### Dataset entries ###

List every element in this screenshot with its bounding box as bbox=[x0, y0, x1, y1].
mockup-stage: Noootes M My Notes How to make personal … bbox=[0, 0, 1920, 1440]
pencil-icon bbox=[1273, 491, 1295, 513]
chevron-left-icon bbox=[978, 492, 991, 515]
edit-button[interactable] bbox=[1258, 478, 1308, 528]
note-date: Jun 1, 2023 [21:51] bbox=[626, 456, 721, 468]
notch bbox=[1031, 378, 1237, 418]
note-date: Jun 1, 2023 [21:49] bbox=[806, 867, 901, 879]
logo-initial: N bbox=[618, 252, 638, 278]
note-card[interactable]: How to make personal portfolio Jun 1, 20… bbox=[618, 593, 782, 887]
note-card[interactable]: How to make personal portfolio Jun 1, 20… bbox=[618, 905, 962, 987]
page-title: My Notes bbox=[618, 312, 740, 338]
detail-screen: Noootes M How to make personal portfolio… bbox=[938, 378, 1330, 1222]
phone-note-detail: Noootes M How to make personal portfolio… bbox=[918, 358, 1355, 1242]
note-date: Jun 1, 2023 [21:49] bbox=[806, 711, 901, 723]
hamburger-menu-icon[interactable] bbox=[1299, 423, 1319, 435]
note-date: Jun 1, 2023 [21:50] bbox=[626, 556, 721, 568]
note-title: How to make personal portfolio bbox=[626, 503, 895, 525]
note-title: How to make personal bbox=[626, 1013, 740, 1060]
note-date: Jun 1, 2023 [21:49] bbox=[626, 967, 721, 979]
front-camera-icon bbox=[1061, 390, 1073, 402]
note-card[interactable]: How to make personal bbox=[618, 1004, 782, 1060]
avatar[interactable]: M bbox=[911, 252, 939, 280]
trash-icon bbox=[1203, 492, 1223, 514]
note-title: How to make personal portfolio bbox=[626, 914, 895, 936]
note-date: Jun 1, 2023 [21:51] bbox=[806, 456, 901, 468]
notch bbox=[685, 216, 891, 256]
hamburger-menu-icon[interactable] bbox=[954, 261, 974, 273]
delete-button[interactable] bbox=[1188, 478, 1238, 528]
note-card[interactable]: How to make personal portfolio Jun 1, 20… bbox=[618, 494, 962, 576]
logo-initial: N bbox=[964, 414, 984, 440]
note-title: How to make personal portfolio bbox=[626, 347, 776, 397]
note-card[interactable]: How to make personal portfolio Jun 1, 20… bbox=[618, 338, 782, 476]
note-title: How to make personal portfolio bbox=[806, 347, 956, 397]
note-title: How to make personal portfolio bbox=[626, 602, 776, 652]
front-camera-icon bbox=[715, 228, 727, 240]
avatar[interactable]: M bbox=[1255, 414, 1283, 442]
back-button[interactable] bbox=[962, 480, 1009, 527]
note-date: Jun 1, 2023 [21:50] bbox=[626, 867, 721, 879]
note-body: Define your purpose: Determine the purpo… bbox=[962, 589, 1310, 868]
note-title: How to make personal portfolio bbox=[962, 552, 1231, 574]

###

▶ **Stated task**
Duplicate every line of the listing above exactly.

▶ **Worked answer**
List every element in this screenshot with its bounding box as bbox=[x0, y0, x1, y1].
mockup-stage: Noootes M My Notes How to make personal … bbox=[0, 0, 1920, 1440]
pencil-icon bbox=[1273, 491, 1295, 513]
chevron-left-icon bbox=[978, 492, 991, 515]
edit-button[interactable] bbox=[1258, 478, 1308, 528]
note-date: Jun 1, 2023 [21:51] bbox=[626, 456, 721, 468]
notch bbox=[1031, 378, 1237, 418]
note-date: Jun 1, 2023 [21:49] bbox=[806, 867, 901, 879]
logo-initial: N bbox=[618, 252, 638, 278]
note-card[interactable]: How to make personal portfolio Jun 1, 20… bbox=[618, 593, 782, 887]
note-card[interactable]: How to make personal portfolio Jun 1, 20… bbox=[618, 905, 962, 987]
page-title: My Notes bbox=[618, 312, 740, 338]
detail-screen: Noootes M How to make personal portfolio… bbox=[938, 378, 1330, 1222]
phone-note-detail: Noootes M How to make personal portfolio… bbox=[918, 358, 1355, 1242]
note-date: Jun 1, 2023 [21:49] bbox=[806, 711, 901, 723]
hamburger-menu-icon[interactable] bbox=[1299, 423, 1319, 435]
note-date: Jun 1, 2023 [21:50] bbox=[626, 556, 721, 568]
note-title: How to make personal portfolio bbox=[626, 503, 895, 525]
note-title: How to make personal bbox=[626, 1013, 740, 1060]
note-date: Jun 1, 2023 [21:49] bbox=[626, 967, 721, 979]
front-camera-icon bbox=[1061, 390, 1073, 402]
note-card[interactable]: How to make personal bbox=[618, 1004, 782, 1060]
avatar[interactable]: M bbox=[911, 252, 939, 280]
trash-icon bbox=[1203, 492, 1223, 514]
note-title: How to make personal portfolio bbox=[626, 914, 895, 936]
note-date: Jun 1, 2023 [21:51] bbox=[806, 456, 901, 468]
notch bbox=[685, 216, 891, 256]
hamburger-menu-icon[interactable] bbox=[954, 261, 974, 273]
delete-button[interactable] bbox=[1188, 478, 1238, 528]
note-card[interactable]: How to make personal portfolio Jun 1, 20… bbox=[618, 494, 962, 576]
logo-initial: N bbox=[964, 414, 984, 440]
note-title: How to make personal portfolio bbox=[626, 347, 776, 397]
note-card[interactable]: How to make personal portfolio Jun 1, 20… bbox=[618, 338, 782, 476]
note-title: How to make personal portfolio bbox=[806, 347, 956, 397]
note-title: How to make personal portfolio bbox=[626, 602, 776, 652]
front-camera-icon bbox=[715, 228, 727, 240]
avatar[interactable]: M bbox=[1255, 414, 1283, 442]
back-button[interactable] bbox=[962, 480, 1009, 527]
note-date: Jun 1, 2023 [21:50] bbox=[626, 867, 721, 879]
note-body: Define your purpose: Determine the purpo… bbox=[962, 589, 1310, 868]
note-title: How to make personal portfolio bbox=[962, 552, 1231, 574]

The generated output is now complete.